### Work to be completed
Transcribe the entries that follow exactly as they appear, minus pictures.
-- BEGIN Exercise materials --
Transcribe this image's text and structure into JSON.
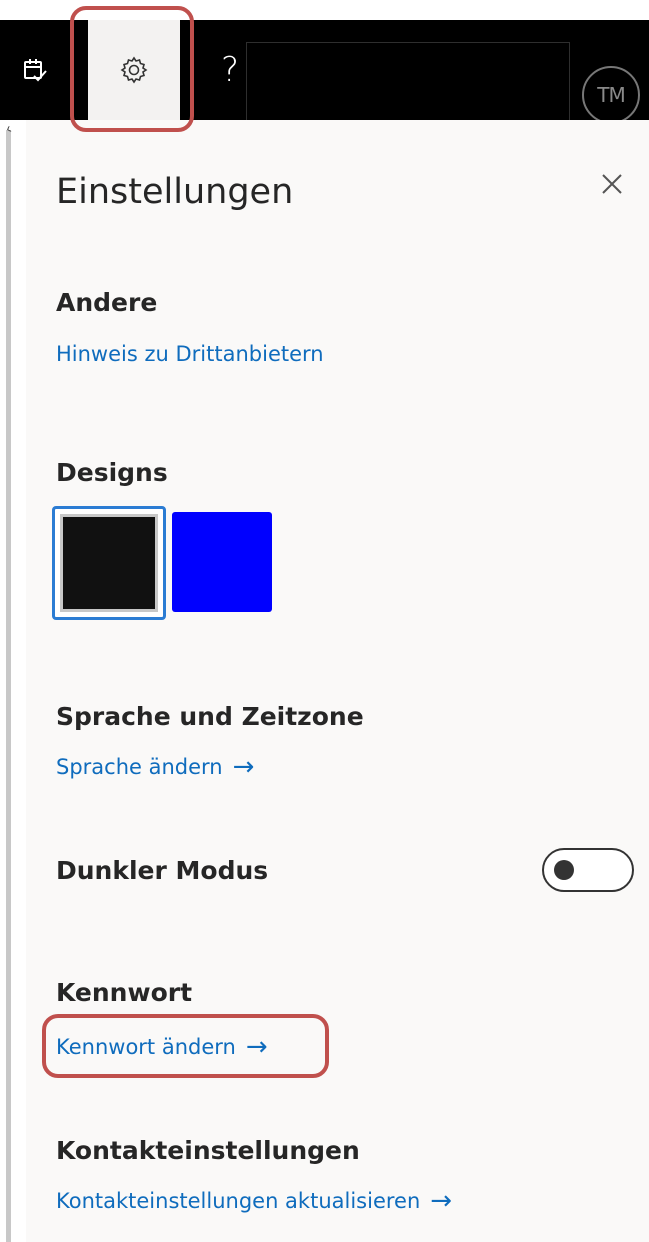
{
  "topbar": {
    "help_label": "?",
    "avatar_initials": "TM"
  },
  "panel": {
    "title": "Einstellungen",
    "close_label": "×"
  },
  "sections": {
    "other": {
      "heading": "Andere",
      "link": "Hinweis zu Drittanbietern"
    },
    "designs": {
      "heading": "Designs",
      "swatches": [
        {
          "name": "dark",
          "color": "#111111",
          "selected": true
        },
        {
          "name": "blue",
          "color": "#0000ff",
          "selected": false
        }
      ]
    },
    "language": {
      "heading": "Sprache und Zeitzone",
      "link": "Sprache ändern",
      "arrow": "→"
    },
    "dark_mode": {
      "heading": "Dunkler Modus",
      "enabled": false
    },
    "password": {
      "heading": "Kennwort",
      "link": "Kennwort ändern",
      "arrow": "→"
    },
    "contacts": {
      "heading": "Kontakteinstellungen",
      "link": "Kontakteinstellungen aktualisieren",
      "arrow": "→"
    }
  },
  "colors": {
    "link": "#0f6cbd",
    "highlight": "#c0504d",
    "topbar": "#000000",
    "panel_bg": "#faf9f8"
  }
}
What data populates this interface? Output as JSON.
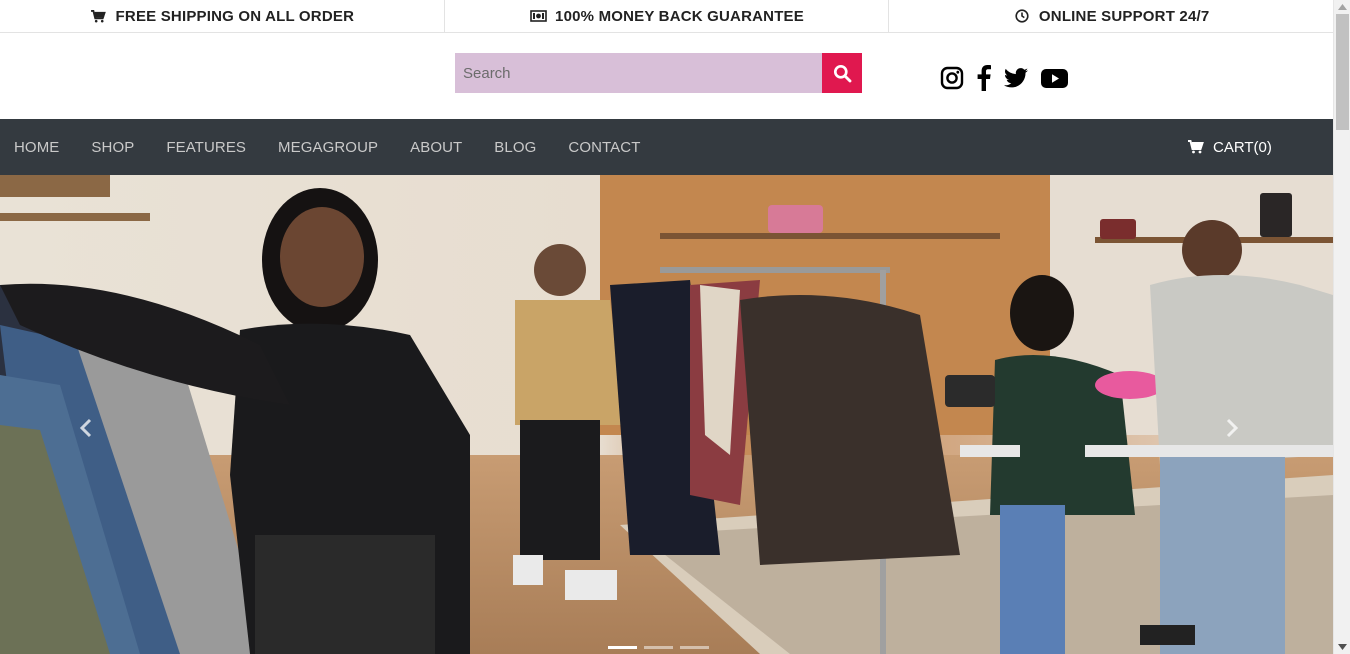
{
  "topbar": {
    "items": [
      {
        "icon": "cart-icon",
        "label": "FREE SHIPPING ON ALL ORDER"
      },
      {
        "icon": "money-icon",
        "label": "100% MONEY BACK GUARANTEE"
      },
      {
        "icon": "clock-icon",
        "label": "ONLINE SUPPORT 24/7"
      }
    ]
  },
  "header": {
    "search": {
      "placeholder": "Search",
      "value": "",
      "button_icon": "search-icon",
      "button_color": "#e0184f",
      "field_color": "#d8bfd8"
    },
    "social": [
      "instagram-icon",
      "facebook-icon",
      "twitter-icon",
      "youtube-icon"
    ]
  },
  "nav": {
    "background": "#343a40",
    "items": [
      "HOME",
      "SHOP",
      "FEATURES",
      "MEGAGROUP",
      "ABOUT",
      "BLOG",
      "CONTACT"
    ],
    "cart_label": "CART(0)"
  },
  "hero": {
    "slide_count": 3,
    "active_slide": 1,
    "prev_icon": "chevron-left-icon",
    "next_icon": "chevron-right-icon"
  }
}
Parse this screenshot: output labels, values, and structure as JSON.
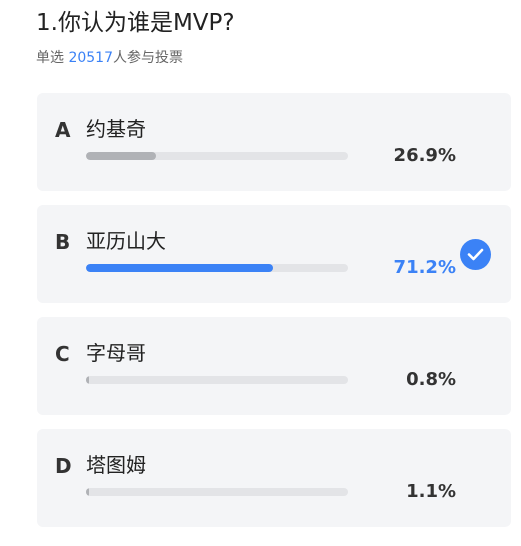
{
  "question": {
    "title": "1.你认为谁是MVP?",
    "type_label": "单选",
    "vote_count": "20517",
    "vote_suffix": "人参与投票"
  },
  "colors": {
    "accent": "#3b82f6",
    "bar_default": "#b0b2b6",
    "track": "#e3e4e7",
    "card_bg": "#f4f5f7"
  },
  "options": [
    {
      "letter": "A",
      "name": "约基奇",
      "percent": "26.9%",
      "value": 26.9,
      "selected": false
    },
    {
      "letter": "B",
      "name": "亚历山大",
      "percent": "71.2%",
      "value": 71.2,
      "selected": true,
      "icon": "check-circle-icon"
    },
    {
      "letter": "C",
      "name": "字母哥",
      "percent": "0.8%",
      "value": 0.8,
      "selected": false
    },
    {
      "letter": "D",
      "name": "塔图姆",
      "percent": "1.1%",
      "value": 1.1,
      "selected": false
    }
  ]
}
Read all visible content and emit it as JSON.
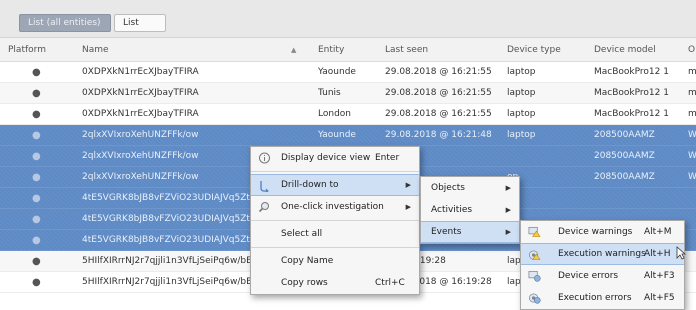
-- END Exercise materials --
### Exercise response
Transcribe this image's text and structure into JSON.
{
  "topbar": {
    "help_label": "?",
    "avatar_initials": "TM"
  },
  "panel": {
    "title": "Einstellungen",
    "close_label": "×"
  },
  "sections": {
    "other": {
      "heading": "Andere",
      "link": "Hinweis zu Drittanbietern"
    },
    "designs": {
      "heading": "Designs",
      "swatches": [
        {
          "name": "dark",
          "color": "#111111",
          "selected": true
        },
        {
          "name": "blue",
          "color": "#0000ff",
          "selected": false
        }
      ]
    },
    "language": {
      "heading": "Sprache und Zeitzone",
      "link": "Sprache ändern",
      "arrow": "→"
    },
    "dark_mode": {
      "heading": "Dunkler Modus",
      "enabled": false
    },
    "password": {
      "heading": "Kennwort",
      "link": "Kennwort ändern",
      "arrow": "→"
    },
    "contacts": {
      "heading": "Kontakteinstellungen",
      "link": "Kontakteinstellungen aktualisieren",
      "arrow": "→"
    }
  },
  "colors": {
    "link": "#0f6cbd",
    "highlight": "#c0504d",
    "topbar": "#000000",
    "panel_bg": "#faf9f8"
  }
}
What data populates this interface? Output as JSON.
{
  "topbar": {
    "items": [
      {
        "icon": "cart-icon",
        "label": "FREE SHIPPING ON ALL ORDER"
      },
      {
        "icon": "money-icon",
        "label": "100% MONEY BACK GUARANTEE"
      },
      {
        "icon": "clock-icon",
        "label": "ONLINE SUPPORT 24/7"
      }
    ]
  },
  "header": {
    "search": {
      "placeholder": "Search",
      "value": "",
      "button_icon": "search-icon",
      "button_color": "#e0184f",
      "field_color": "#d8bfd8"
    },
    "social": [
      "instagram-icon",
      "facebook-icon",
      "twitter-icon",
      "youtube-icon"
    ]
  },
  "nav": {
    "background": "#343a40",
    "items": [
      "HOME",
      "SHOP",
      "FEATURES",
      "MEGAGROUP",
      "ABOUT",
      "BLOG",
      "CONTACT"
    ],
    "cart_label": "CART(0)"
  },
  "hero": {
    "slide_count": 3,
    "active_slide": 1,
    "prev_icon": "chevron-left-icon",
    "next_icon": "chevron-right-icon"
  }
}
Parse this screenshot: output labels, values, and structure as JSON.
{
  "question": {
    "title": "1.你认为谁是MVP?",
    "type_label": "单选",
    "vote_count": "20517",
    "vote_suffix": "人参与投票"
  },
  "colors": {
    "accent": "#3b82f6",
    "bar_default": "#b0b2b6",
    "track": "#e3e4e7",
    "card_bg": "#f4f5f7"
  },
  "options": [
    {
      "letter": "A",
      "name": "约基奇",
      "percent": "26.9%",
      "value": 26.9,
      "selected": false
    },
    {
      "letter": "B",
      "name": "亚历山大",
      "percent": "71.2%",
      "value": 71.2,
      "selected": true,
      "icon": "check-circle-icon"
    },
    {
      "letter": "C",
      "name": "字母哥",
      "percent": "0.8%",
      "value": 0.8,
      "selected": false
    },
    {
      "letter": "D",
      "name": "塔图姆",
      "percent": "1.1%",
      "value": 1.1,
      "selected": false
    }
  ]
}
Read all visible content and emit it as JSON.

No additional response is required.